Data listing
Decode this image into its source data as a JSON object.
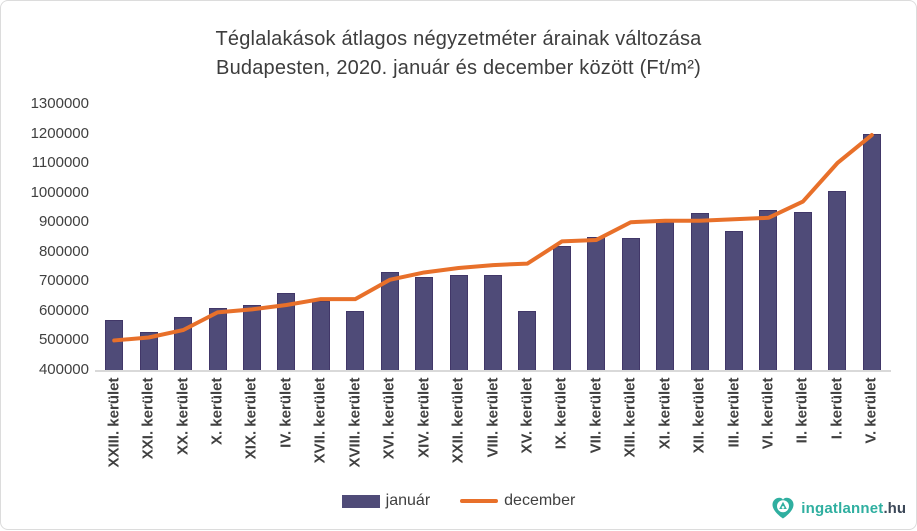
{
  "title": {
    "line1": "Téglalakások átlagos négyzetméter árainak változása",
    "line2": "Budapesten, 2020. január és december között (Ft/m²)"
  },
  "colors": {
    "bar_fill": "#4f4b78",
    "bar_border": "#413768",
    "line": "#e8702a",
    "axis": "#d9d9d9",
    "text": "#404040",
    "logo_teal": "#2fafa0",
    "logo_dark": "#3c4858"
  },
  "watermark": {
    "brand": "ingatlannet",
    "tld": ".hu"
  },
  "chart_data": {
    "type": "bar",
    "subtype": "bar-with-line-overlay",
    "title": "Téglalakások átlagos négyzetméter árainak változása Budapesten, 2020. január és december között (Ft/m²)",
    "xlabel": "",
    "ylabel": "",
    "ylim": [
      400000,
      1300000
    ],
    "ytick_step": 100000,
    "yticks": [
      400000,
      500000,
      600000,
      700000,
      800000,
      900000,
      1000000,
      1100000,
      1200000,
      1300000
    ],
    "grid": false,
    "legend_position": "bottom",
    "categories": [
      "XXIII. kerület",
      "XXI. kerület",
      "XX. kerület",
      "X. kerület",
      "XIX. kerület",
      "IV. kerület",
      "XVII. kerület",
      "XVIII. kerület",
      "XVI. kerület",
      "XIV. kerület",
      "XXII. kerület",
      "VIII. kerület",
      "XV. kerület",
      "IX. kerület",
      "VII. kerület",
      "XIII. kerület",
      "XI. kerület",
      "XII. kerület",
      "III. kerület",
      "VI. kerület",
      "II. kerület",
      "I. kerület",
      "V. kerület"
    ],
    "series": [
      {
        "name": "január",
        "type": "bar",
        "color": "#4f4b78",
        "values": [
          570000,
          530000,
          580000,
          610000,
          620000,
          660000,
          635000,
          600000,
          730000,
          715000,
          720000,
          720000,
          600000,
          820000,
          850000,
          845000,
          900000,
          930000,
          870000,
          940000,
          935000,
          1005000,
          1200000
        ]
      },
      {
        "name": "december",
        "type": "line",
        "color": "#e8702a",
        "values": [
          500000,
          510000,
          535000,
          595000,
          605000,
          620000,
          640000,
          640000,
          705000,
          730000,
          745000,
          755000,
          760000,
          835000,
          840000,
          900000,
          905000,
          905000,
          910000,
          915000,
          970000,
          1100000,
          1195000
        ]
      }
    ]
  }
}
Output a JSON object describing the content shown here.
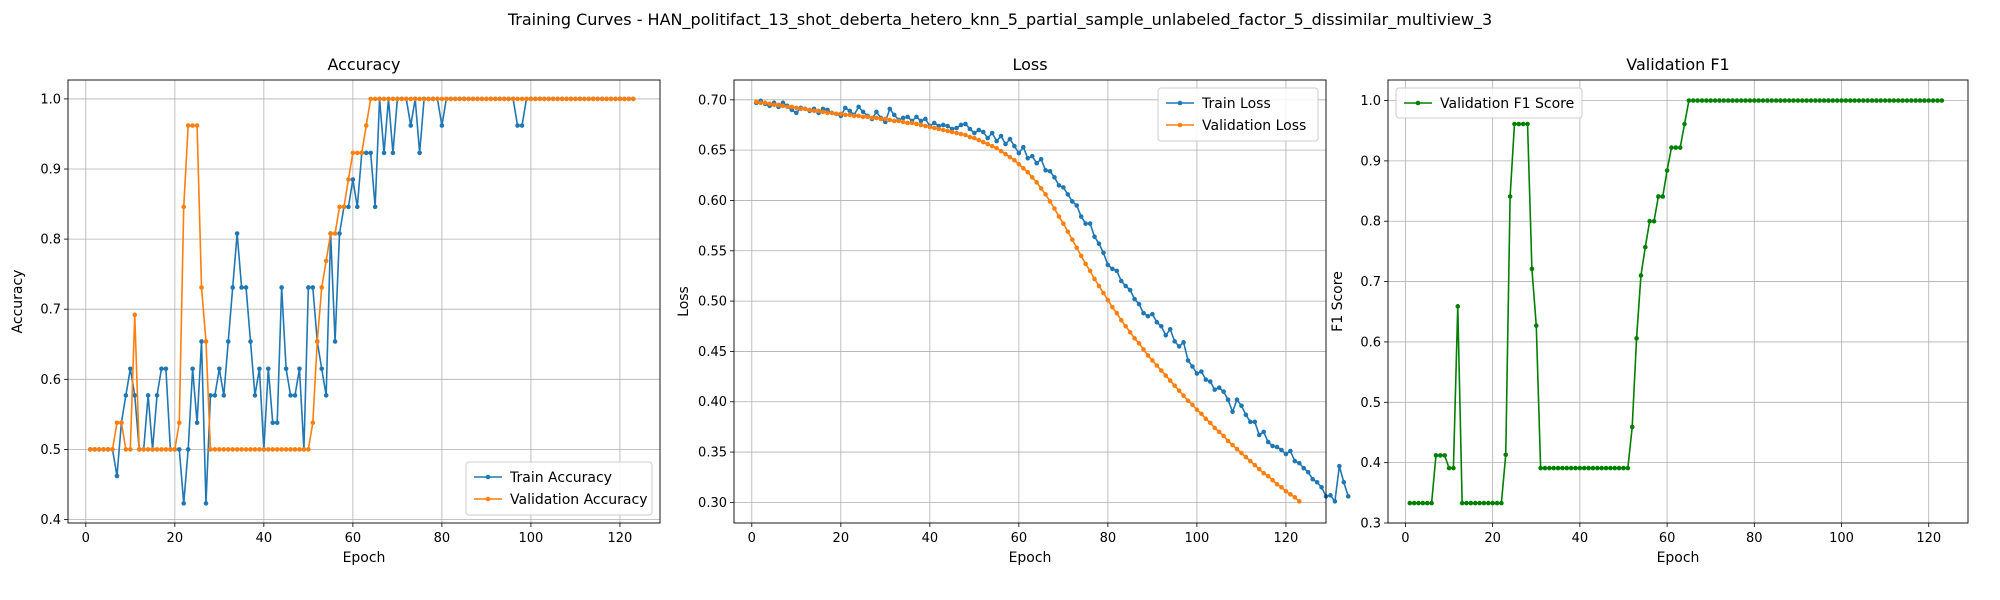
{
  "figure_title": "Training Curves - HAN_politifact_13_shot_deberta_hetero_knn_5_partial_sample_unlabeled_factor_5_dissimilar_multiview_3",
  "colors": {
    "train": "#1f77b4",
    "validation": "#ff7f0e",
    "f1": "#008000",
    "grid": "#b0b0b0"
  },
  "chart_data": [
    {
      "type": "line",
      "title": "Accuracy",
      "xlabel": "Epoch",
      "ylabel": "Accuracy",
      "xlim": [
        -4,
        129
      ],
      "ylim": [
        0.395,
        1.027
      ],
      "xticks": [
        0,
        20,
        40,
        60,
        80,
        100,
        120
      ],
      "yticks": [
        0.4,
        0.5,
        0.6,
        0.7,
        0.8,
        0.9,
        1.0
      ],
      "legend": "bottom-right",
      "grid": true,
      "series": [
        {
          "name": "Train Accuracy",
          "color_key": "train",
          "x_start": 1,
          "values": [
            0.5,
            0.5,
            0.5,
            0.5,
            0.5,
            0.5,
            0.462,
            0.538,
            0.577,
            0.615,
            0.577,
            0.5,
            0.5,
            0.577,
            0.5,
            0.577,
            0.615,
            0.615,
            0.5,
            0.5,
            0.5,
            0.423,
            0.5,
            0.615,
            0.538,
            0.654,
            0.423,
            0.577,
            0.577,
            0.615,
            0.577,
            0.654,
            0.731,
            0.808,
            0.731,
            0.731,
            0.654,
            0.577,
            0.615,
            0.5,
            0.615,
            0.538,
            0.538,
            0.731,
            0.615,
            0.577,
            0.577,
            0.615,
            0.5,
            0.731,
            0.731,
            0.654,
            0.615,
            0.577,
            0.808,
            0.654,
            0.808,
            0.846,
            0.846,
            0.885,
            0.846,
            0.923,
            0.923,
            0.923,
            0.846,
            1.0,
            0.923,
            1.0,
            0.923,
            1.0,
            1.0,
            1.0,
            0.962,
            1.0,
            0.923,
            1.0,
            1.0,
            1.0,
            1.0,
            0.962,
            1.0,
            1.0,
            1.0,
            1.0,
            1.0,
            1.0,
            1.0,
            1.0,
            1.0,
            1.0,
            1.0,
            1.0,
            1.0,
            1.0,
            1.0,
            1.0,
            0.962,
            0.962,
            1.0,
            1.0,
            1.0,
            1.0,
            1.0,
            1.0,
            1.0,
            1.0,
            1.0,
            1.0,
            1.0,
            1.0,
            1.0,
            1.0,
            1.0,
            1.0,
            1.0,
            1.0,
            1.0,
            1.0,
            1.0,
            1.0,
            1.0,
            1.0,
            1.0
          ]
        },
        {
          "name": "Validation Accuracy",
          "color_key": "validation",
          "x_start": 1,
          "values": [
            0.5,
            0.5,
            0.5,
            0.5,
            0.5,
            0.5,
            0.538,
            0.538,
            0.5,
            0.5,
            0.692,
            0.5,
            0.5,
            0.5,
            0.5,
            0.5,
            0.5,
            0.5,
            0.5,
            0.5,
            0.538,
            0.846,
            0.962,
            0.962,
            0.962,
            0.731,
            0.654,
            0.5,
            0.5,
            0.5,
            0.5,
            0.5,
            0.5,
            0.5,
            0.5,
            0.5,
            0.5,
            0.5,
            0.5,
            0.5,
            0.5,
            0.5,
            0.5,
            0.5,
            0.5,
            0.5,
            0.5,
            0.5,
            0.5,
            0.5,
            0.538,
            0.654,
            0.731,
            0.769,
            0.808,
            0.808,
            0.846,
            0.846,
            0.885,
            0.923,
            0.923,
            0.923,
            0.962,
            1.0,
            1.0,
            1.0,
            1.0,
            1.0,
            1.0,
            1.0,
            1.0,
            1.0,
            1.0,
            1.0,
            1.0,
            1.0,
            1.0,
            1.0,
            1.0,
            1.0,
            1.0,
            1.0,
            1.0,
            1.0,
            1.0,
            1.0,
            1.0,
            1.0,
            1.0,
            1.0,
            1.0,
            1.0,
            1.0,
            1.0,
            1.0,
            1.0,
            1.0,
            1.0,
            1.0,
            1.0,
            1.0,
            1.0,
            1.0,
            1.0,
            1.0,
            1.0,
            1.0,
            1.0,
            1.0,
            1.0,
            1.0,
            1.0,
            1.0,
            1.0,
            1.0,
            1.0,
            1.0,
            1.0,
            1.0,
            1.0,
            1.0,
            1.0,
            1.0
          ]
        }
      ]
    },
    {
      "type": "line",
      "title": "Loss",
      "xlabel": "Epoch",
      "ylabel": "Loss",
      "xlim": [
        -4,
        129
      ],
      "ylim": [
        0.2795,
        0.7197
      ],
      "xticks": [
        0,
        20,
        40,
        60,
        80,
        100,
        120
      ],
      "yticks": [
        0.3,
        0.35,
        0.4,
        0.45,
        0.5,
        0.55,
        0.6,
        0.65,
        0.7
      ],
      "legend": "top-right",
      "grid": true,
      "series": [
        {
          "name": "Train Loss",
          "color_key": "train",
          "x_start": 1,
          "values": [
            0.697,
            0.699,
            0.696,
            0.694,
            0.697,
            0.693,
            0.697,
            0.694,
            0.69,
            0.687,
            0.692,
            0.691,
            0.689,
            0.691,
            0.687,
            0.691,
            0.69,
            0.687,
            0.686,
            0.684,
            0.692,
            0.689,
            0.685,
            0.693,
            0.688,
            0.684,
            0.681,
            0.688,
            0.682,
            0.678,
            0.691,
            0.685,
            0.68,
            0.682,
            0.683,
            0.679,
            0.683,
            0.679,
            0.681,
            0.674,
            0.677,
            0.674,
            0.675,
            0.674,
            0.671,
            0.672,
            0.675,
            0.676,
            0.671,
            0.667,
            0.67,
            0.668,
            0.662,
            0.667,
            0.659,
            0.664,
            0.656,
            0.661,
            0.654,
            0.647,
            0.653,
            0.642,
            0.644,
            0.637,
            0.641,
            0.63,
            0.629,
            0.623,
            0.615,
            0.613,
            0.606,
            0.599,
            0.595,
            0.584,
            0.577,
            0.577,
            0.564,
            0.557,
            0.548,
            0.536,
            0.532,
            0.53,
            0.52,
            0.515,
            0.511,
            0.502,
            0.497,
            0.488,
            0.485,
            0.487,
            0.479,
            0.475,
            0.466,
            0.472,
            0.46,
            0.455,
            0.459,
            0.441,
            0.435,
            0.428,
            0.43,
            0.422,
            0.42,
            0.412,
            0.414,
            0.41,
            0.402,
            0.39,
            0.402,
            0.396,
            0.387,
            0.38,
            0.38,
            0.367,
            0.37,
            0.36,
            0.356,
            0.355,
            0.352,
            0.348,
            0.351,
            0.341,
            0.339,
            0.334,
            0.33,
            0.323,
            0.32,
            0.315,
            0.306,
            0.307,
            0.301,
            0.336,
            0.32,
            0.306
          ]
        },
        {
          "name": "Validation Loss",
          "color_key": "validation",
          "x_start": 1,
          "values": [
            0.698,
            0.697,
            0.697,
            0.696,
            0.695,
            0.695,
            0.694,
            0.693,
            0.693,
            0.692,
            0.691,
            0.691,
            0.69,
            0.689,
            0.689,
            0.688,
            0.687,
            0.687,
            0.686,
            0.686,
            0.685,
            0.685,
            0.684,
            0.684,
            0.683,
            0.683,
            0.682,
            0.682,
            0.681,
            0.681,
            0.68,
            0.679,
            0.679,
            0.678,
            0.677,
            0.677,
            0.676,
            0.675,
            0.674,
            0.673,
            0.672,
            0.671,
            0.67,
            0.669,
            0.668,
            0.667,
            0.666,
            0.665,
            0.663,
            0.662,
            0.66,
            0.658,
            0.656,
            0.654,
            0.652,
            0.649,
            0.646,
            0.643,
            0.64,
            0.636,
            0.632,
            0.628,
            0.623,
            0.618,
            0.612,
            0.606,
            0.599,
            0.592,
            0.584,
            0.577,
            0.569,
            0.561,
            0.553,
            0.545,
            0.537,
            0.53,
            0.522,
            0.515,
            0.508,
            0.501,
            0.494,
            0.488,
            0.481,
            0.475,
            0.469,
            0.463,
            0.458,
            0.452,
            0.446,
            0.441,
            0.436,
            0.431,
            0.426,
            0.421,
            0.416,
            0.411,
            0.406,
            0.401,
            0.397,
            0.392,
            0.388,
            0.383,
            0.379,
            0.374,
            0.37,
            0.366,
            0.361,
            0.357,
            0.353,
            0.349,
            0.345,
            0.341,
            0.337,
            0.333,
            0.329,
            0.326,
            0.322,
            0.318,
            0.315,
            0.311,
            0.308,
            0.305,
            0.301
          ]
        }
      ]
    },
    {
      "type": "line",
      "title": "Validation F1",
      "xlabel": "Epoch",
      "ylabel": "F1 Score",
      "xlim": [
        -4,
        129
      ],
      "ylim": [
        0.3,
        1.034
      ],
      "xticks": [
        0,
        20,
        40,
        60,
        80,
        100,
        120
      ],
      "yticks": [
        0.3,
        0.4,
        0.5,
        0.6,
        0.7,
        0.8,
        0.9,
        1.0
      ],
      "legend": "top-left",
      "grid": true,
      "series": [
        {
          "name": "Validation F1 Score",
          "color_key": "f1",
          "x_start": 1,
          "values": [
            0.333,
            0.333,
            0.333,
            0.333,
            0.333,
            0.333,
            0.412,
            0.412,
            0.412,
            0.391,
            0.391,
            0.659,
            0.333,
            0.333,
            0.333,
            0.333,
            0.333,
            0.333,
            0.333,
            0.333,
            0.333,
            0.333,
            0.413,
            0.841,
            0.961,
            0.961,
            0.961,
            0.961,
            0.721,
            0.627,
            0.391,
            0.391,
            0.391,
            0.391,
            0.391,
            0.391,
            0.391,
            0.391,
            0.391,
            0.391,
            0.391,
            0.391,
            0.391,
            0.391,
            0.391,
            0.391,
            0.391,
            0.391,
            0.391,
            0.391,
            0.391,
            0.459,
            0.606,
            0.71,
            0.757,
            0.8,
            0.8,
            0.841,
            0.841,
            0.884,
            0.922,
            0.922,
            0.922,
            0.961,
            1.0,
            1.0,
            1.0,
            1.0,
            1.0,
            1.0,
            1.0,
            1.0,
            1.0,
            1.0,
            1.0,
            1.0,
            1.0,
            1.0,
            1.0,
            1.0,
            1.0,
            1.0,
            1.0,
            1.0,
            1.0,
            1.0,
            1.0,
            1.0,
            1.0,
            1.0,
            1.0,
            1.0,
            1.0,
            1.0,
            1.0,
            1.0,
            1.0,
            1.0,
            1.0,
            1.0,
            1.0,
            1.0,
            1.0,
            1.0,
            1.0,
            1.0,
            1.0,
            1.0,
            1.0,
            1.0,
            1.0,
            1.0,
            1.0,
            1.0,
            1.0,
            1.0,
            1.0,
            1.0,
            1.0,
            1.0,
            1.0,
            1.0,
            1.0
          ]
        }
      ]
    }
  ]
}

AIM OF THE TASK: Where a line holds "ylabel", copy it out.

OUTPUT OF THE TASK:
    "ylabel": "",
      "ylabel": "Accuracy",
      "ylabel": "Loss",
      "ylabel": "F1 Score",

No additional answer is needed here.